## 本文
———
投資は買いより売りが難しい…じゃあいつ売るの!?

株式投資は、買いよりも売りのほうが難しいと言われます。実際、売るタイミングを間違えて損失を膨らませたり、得られるはずだったリターンを逃してしまうことはよくあります。この記事では、長期バリュー投資に必要な「売り方」について解説します。

利益確定・損切りを考えるべきではない

利益確定・損切りについて、「購入価格から10%下落したら損切りしましょう」とか「25%上昇したら一旦利益確定しましょう」などと言われているのを耳にします。しかし、これは小さな利益を積み重ねるデイトレーダーがやることであって、長期投資家がやろうとすると痛い目にあいます

例えば、市場全体が下落相場に入った時、10%下落する度に損切りしてしまっていては、延々損失を重ねるばかりで徐々に資金が底を尽いてきます。下がり終わってこれから上昇に向かうという時には、既に買うだけの資金的・精神的余裕がなくなってしまっています。

利益確定も決していいとは言えません。例えば25%上昇で利益を確定してしまうと、その後2倍になったかも知れないチャンスを逃してしまうことになるばかりか、売却益の約2割は税金が引かれてしまいます。利益確定はすればするほど、多くの税金を支払うことになるのです。

長期投資はトータルで資産を増やすことが目的ですから、ある期間(例えば1年)の利益を確保する必要はないはずです。含み損が出ていても、その後上昇する可能性があるのなら、損切りではなくむしろ買い増すくらいの気持ちが必要です。最初から利益確定や損切りを考えることは理にかないません。

買った価格は忘れよう

それでも、証券口座にマイナスが並んでいるのは精神的に辛いですし、プラスが出ていたらいつ確定させようかそわそわしてしまうものです。しかし、その気持ちが長期投資で成功できない大きな要因なのです。
———
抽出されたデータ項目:

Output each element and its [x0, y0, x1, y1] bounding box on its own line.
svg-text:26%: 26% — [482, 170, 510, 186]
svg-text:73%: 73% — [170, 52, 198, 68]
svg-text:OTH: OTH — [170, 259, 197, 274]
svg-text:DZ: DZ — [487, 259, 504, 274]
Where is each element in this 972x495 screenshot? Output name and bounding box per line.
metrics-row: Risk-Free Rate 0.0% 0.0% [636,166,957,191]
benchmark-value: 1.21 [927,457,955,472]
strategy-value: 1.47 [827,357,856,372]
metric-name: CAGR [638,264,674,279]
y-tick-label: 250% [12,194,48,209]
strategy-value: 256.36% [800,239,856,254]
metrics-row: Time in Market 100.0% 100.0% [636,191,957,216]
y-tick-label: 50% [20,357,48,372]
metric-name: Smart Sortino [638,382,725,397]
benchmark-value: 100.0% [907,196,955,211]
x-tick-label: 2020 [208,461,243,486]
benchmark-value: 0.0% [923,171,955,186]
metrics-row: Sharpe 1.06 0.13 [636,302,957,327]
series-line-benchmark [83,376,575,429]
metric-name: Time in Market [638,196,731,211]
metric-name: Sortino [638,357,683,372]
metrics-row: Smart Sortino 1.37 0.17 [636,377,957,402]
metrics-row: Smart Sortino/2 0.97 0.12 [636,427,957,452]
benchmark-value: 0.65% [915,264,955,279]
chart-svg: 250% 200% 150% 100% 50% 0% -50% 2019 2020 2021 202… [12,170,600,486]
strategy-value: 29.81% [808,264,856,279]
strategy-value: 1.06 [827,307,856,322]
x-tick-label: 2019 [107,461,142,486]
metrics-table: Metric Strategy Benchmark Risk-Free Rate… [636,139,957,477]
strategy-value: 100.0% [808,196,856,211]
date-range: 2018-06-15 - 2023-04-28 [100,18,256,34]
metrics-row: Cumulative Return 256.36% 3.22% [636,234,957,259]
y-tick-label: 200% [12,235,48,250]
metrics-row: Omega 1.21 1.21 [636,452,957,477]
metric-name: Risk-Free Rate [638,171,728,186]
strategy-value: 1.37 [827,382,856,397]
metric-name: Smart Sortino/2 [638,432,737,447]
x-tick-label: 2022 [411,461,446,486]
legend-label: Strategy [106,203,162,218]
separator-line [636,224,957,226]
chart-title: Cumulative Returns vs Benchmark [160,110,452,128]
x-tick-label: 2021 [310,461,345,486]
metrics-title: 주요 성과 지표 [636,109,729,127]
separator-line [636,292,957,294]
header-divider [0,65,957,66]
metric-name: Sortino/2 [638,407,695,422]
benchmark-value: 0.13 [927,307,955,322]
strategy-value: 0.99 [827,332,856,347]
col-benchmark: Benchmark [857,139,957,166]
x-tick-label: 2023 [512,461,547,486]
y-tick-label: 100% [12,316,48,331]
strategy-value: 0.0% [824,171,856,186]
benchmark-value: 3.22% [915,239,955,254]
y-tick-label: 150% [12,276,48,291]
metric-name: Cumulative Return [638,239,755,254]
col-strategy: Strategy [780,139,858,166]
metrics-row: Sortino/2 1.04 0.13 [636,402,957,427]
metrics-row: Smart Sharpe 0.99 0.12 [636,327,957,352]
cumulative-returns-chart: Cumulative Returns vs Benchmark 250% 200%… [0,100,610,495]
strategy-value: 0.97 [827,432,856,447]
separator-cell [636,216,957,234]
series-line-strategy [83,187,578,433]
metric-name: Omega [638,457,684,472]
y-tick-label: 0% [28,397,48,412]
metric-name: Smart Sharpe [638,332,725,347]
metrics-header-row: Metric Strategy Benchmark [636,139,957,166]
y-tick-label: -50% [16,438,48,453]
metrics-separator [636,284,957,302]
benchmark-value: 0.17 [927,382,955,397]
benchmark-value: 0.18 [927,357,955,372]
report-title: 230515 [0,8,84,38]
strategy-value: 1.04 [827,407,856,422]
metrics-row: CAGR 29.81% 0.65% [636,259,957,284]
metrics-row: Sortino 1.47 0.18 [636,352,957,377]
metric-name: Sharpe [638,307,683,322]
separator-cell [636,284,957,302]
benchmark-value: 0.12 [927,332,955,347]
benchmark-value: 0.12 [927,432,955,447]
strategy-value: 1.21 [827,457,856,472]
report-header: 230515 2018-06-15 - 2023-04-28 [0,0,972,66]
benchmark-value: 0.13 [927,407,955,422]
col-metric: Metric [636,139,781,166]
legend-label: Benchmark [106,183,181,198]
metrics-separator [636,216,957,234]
———
## 問題 1
本文の内容を2文でまとめよ。
## 問題 2
行の先頭から「benchmark-value: 100.0% [907,196,955,211]」を含む行までの範囲について、「strategy-value」を「portfolio-value」に改名し、その範囲の行だけを書き直せ。それ以外は一切変えないこと。

## 回答 1
株式投資では買いより売りのほうが難しいとされ、本文は長期バリュー投資に必要な「売り方」を解説している。長期投資家が一定の下落率で損切りしたり一定の上昇率で利益確定したりすると、資金が底を尽いたり、その後の上昇の機会を逃して税金も多く払ったりすることになるため、最初から利益確定や損切りを考えるのは理にかなわないと述べている。

## 回答 2
Output each element and its [x0, y0, x1, y1] bounding box on its own line.
svg-text:26%: 26% — [482, 170, 510, 186]
svg-text:73%: 73% — [170, 52, 198, 68]
svg-text:OTH: OTH — [170, 259, 197, 274]
svg-text:DZ: DZ — [487, 259, 504, 274]
Where is each element in this 972x495 screenshot? Output name and bounding box per line.
metrics-row: Risk-Free Rate 0.0% 0.0% [636,166,957,191]
benchmark-value: 1.21 [927,457,955,472]
portfolio-value: 1.47 [827,357,856,372]
metric-name: CAGR [638,264,674,279]
y-tick-label: 250% [12,194,48,209]
portfolio-value: 256.36% [800,239,856,254]
metrics-row: Time in Market 100.0% 100.0% [636,191,957,216]
y-tick-label: 50% [20,357,48,372]
metric-name: Smart Sortino [638,382,725,397]
benchmark-value: 100.0% [907,196,955,211]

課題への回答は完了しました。